Start of Stored rows

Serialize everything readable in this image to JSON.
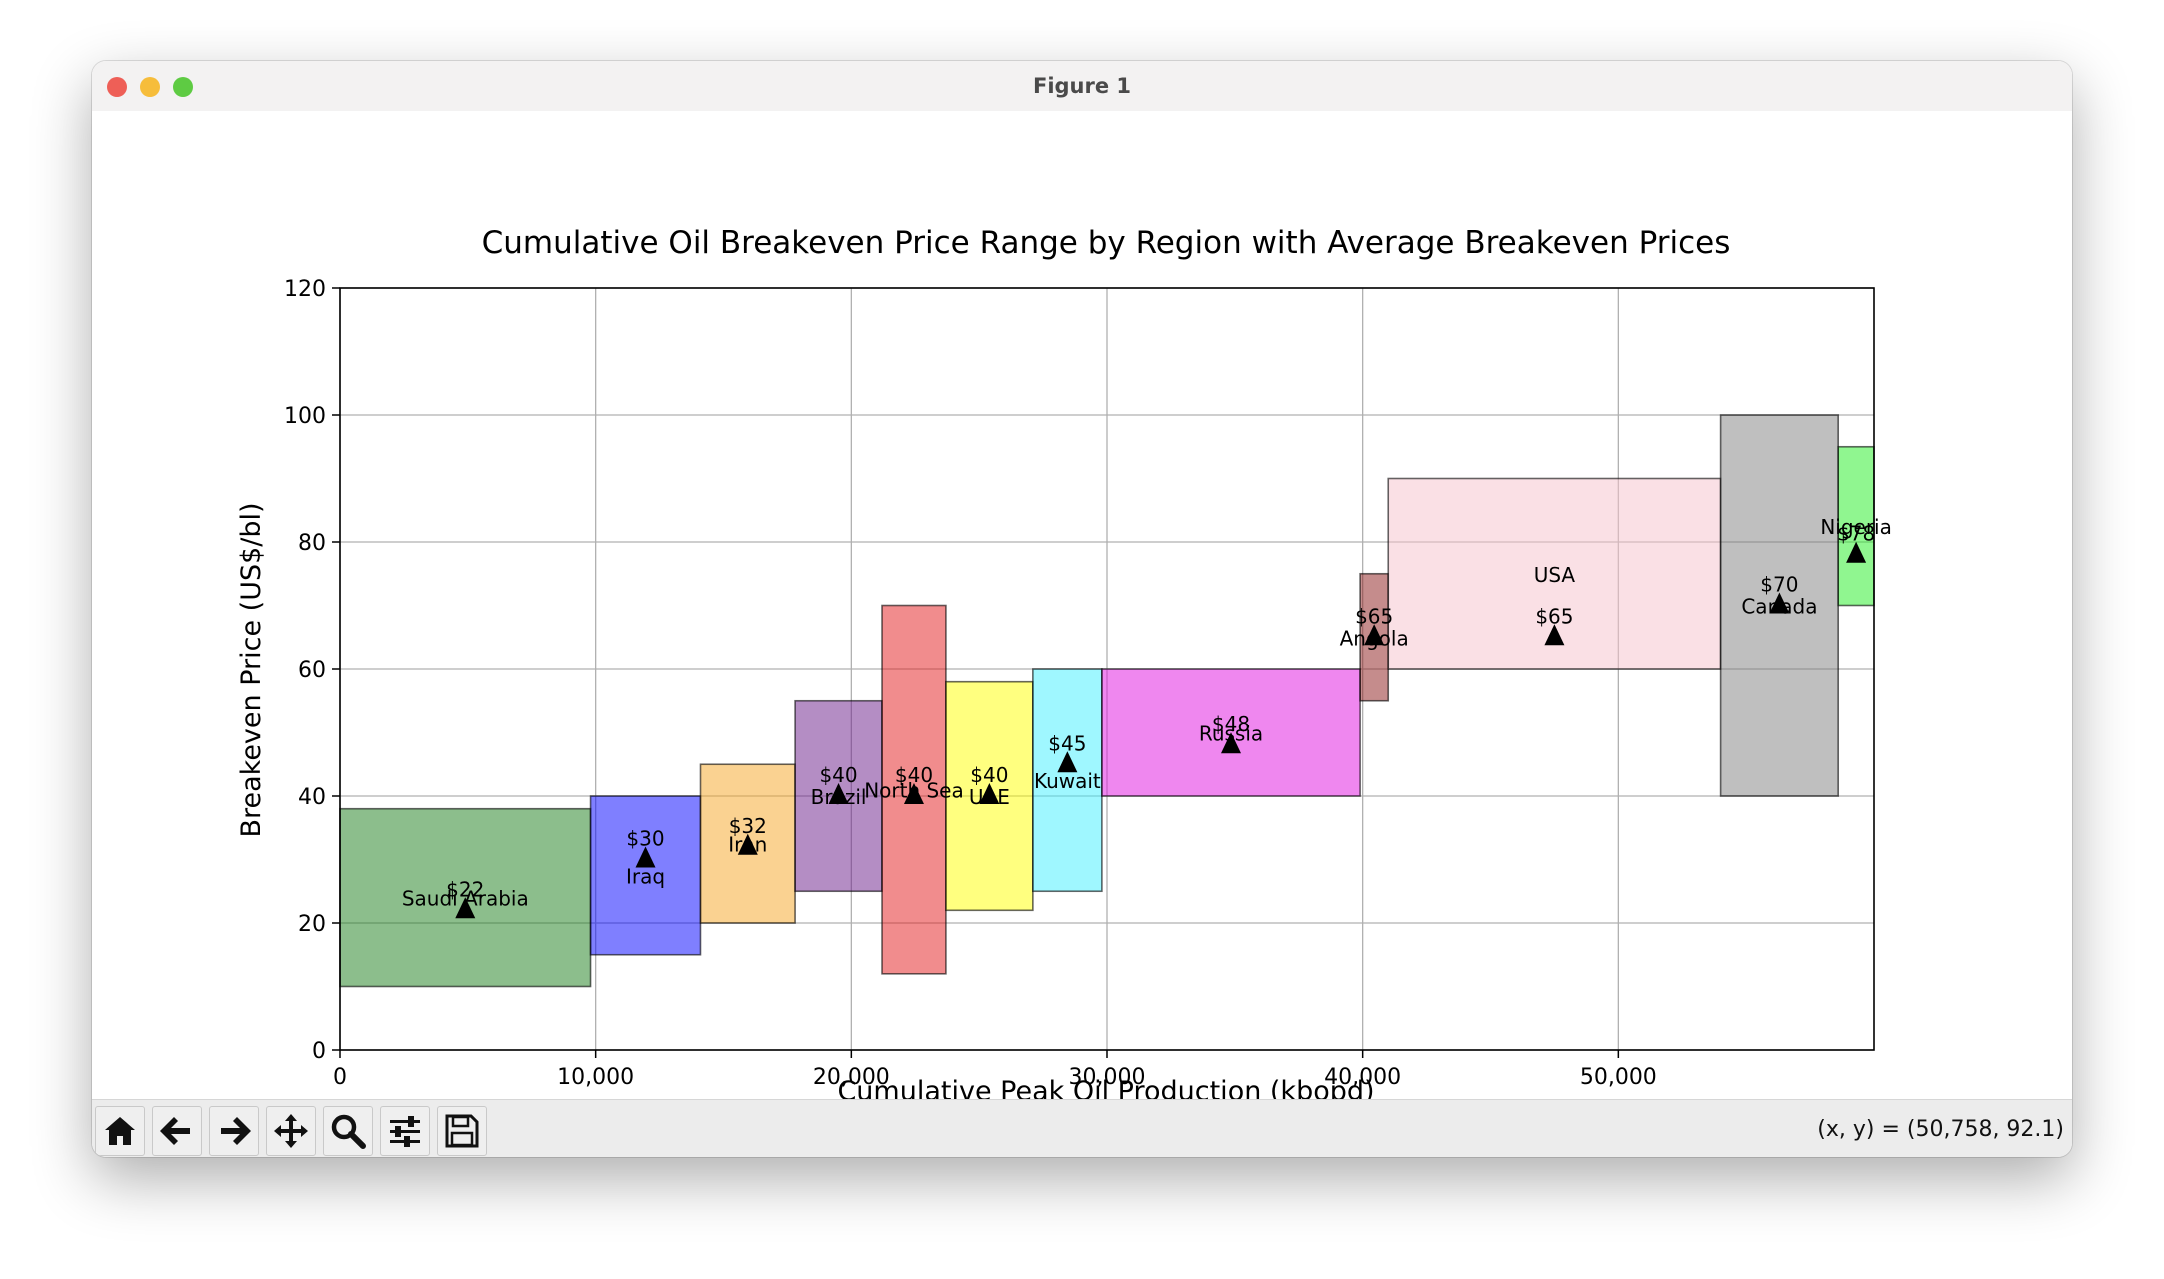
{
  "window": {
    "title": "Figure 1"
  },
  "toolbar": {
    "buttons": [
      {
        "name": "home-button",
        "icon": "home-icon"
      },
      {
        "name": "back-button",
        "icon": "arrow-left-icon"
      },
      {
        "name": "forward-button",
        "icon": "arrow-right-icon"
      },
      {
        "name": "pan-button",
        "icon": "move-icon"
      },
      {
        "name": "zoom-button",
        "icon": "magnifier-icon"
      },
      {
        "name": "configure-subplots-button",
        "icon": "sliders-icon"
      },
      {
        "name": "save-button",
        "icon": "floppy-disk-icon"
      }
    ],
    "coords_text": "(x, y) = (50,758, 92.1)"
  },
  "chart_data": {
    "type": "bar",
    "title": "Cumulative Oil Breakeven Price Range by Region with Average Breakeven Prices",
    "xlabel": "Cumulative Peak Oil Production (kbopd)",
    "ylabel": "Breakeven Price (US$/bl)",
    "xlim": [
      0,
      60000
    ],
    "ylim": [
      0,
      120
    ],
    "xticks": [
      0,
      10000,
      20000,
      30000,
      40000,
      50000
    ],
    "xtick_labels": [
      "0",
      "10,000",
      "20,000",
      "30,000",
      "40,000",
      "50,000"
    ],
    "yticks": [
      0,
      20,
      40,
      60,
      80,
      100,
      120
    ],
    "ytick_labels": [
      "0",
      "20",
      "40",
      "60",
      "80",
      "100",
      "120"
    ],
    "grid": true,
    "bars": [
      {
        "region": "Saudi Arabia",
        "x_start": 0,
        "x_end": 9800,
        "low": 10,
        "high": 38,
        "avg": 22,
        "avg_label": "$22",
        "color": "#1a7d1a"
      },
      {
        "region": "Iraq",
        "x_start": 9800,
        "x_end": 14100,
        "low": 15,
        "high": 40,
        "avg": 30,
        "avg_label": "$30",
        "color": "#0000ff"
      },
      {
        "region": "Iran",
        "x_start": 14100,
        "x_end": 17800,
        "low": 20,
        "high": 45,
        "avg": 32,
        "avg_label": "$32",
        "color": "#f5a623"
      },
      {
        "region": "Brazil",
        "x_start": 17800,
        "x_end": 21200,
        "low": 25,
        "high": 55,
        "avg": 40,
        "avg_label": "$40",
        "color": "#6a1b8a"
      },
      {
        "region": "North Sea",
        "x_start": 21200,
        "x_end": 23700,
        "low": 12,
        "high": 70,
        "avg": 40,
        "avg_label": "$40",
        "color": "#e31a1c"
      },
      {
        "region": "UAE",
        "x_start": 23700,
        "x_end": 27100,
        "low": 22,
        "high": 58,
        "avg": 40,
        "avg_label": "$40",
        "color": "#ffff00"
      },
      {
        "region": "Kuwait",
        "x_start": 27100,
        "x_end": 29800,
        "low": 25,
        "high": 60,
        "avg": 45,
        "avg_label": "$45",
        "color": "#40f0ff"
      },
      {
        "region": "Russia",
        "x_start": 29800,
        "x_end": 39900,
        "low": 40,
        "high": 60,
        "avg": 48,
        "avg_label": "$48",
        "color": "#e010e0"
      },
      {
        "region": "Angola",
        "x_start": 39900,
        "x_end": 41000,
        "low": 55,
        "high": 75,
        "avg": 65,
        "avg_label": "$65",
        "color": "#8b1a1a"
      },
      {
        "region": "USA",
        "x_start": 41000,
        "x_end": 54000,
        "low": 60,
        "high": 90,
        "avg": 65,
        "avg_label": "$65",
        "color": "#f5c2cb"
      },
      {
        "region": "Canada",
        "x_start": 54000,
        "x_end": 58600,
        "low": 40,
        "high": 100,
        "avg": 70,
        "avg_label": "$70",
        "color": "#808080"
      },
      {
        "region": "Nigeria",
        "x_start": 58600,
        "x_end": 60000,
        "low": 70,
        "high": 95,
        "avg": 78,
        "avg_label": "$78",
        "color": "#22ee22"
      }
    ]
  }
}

End of Stored rows

Above are some records. Count the lines among them with the word "title", and answer with the number only.

2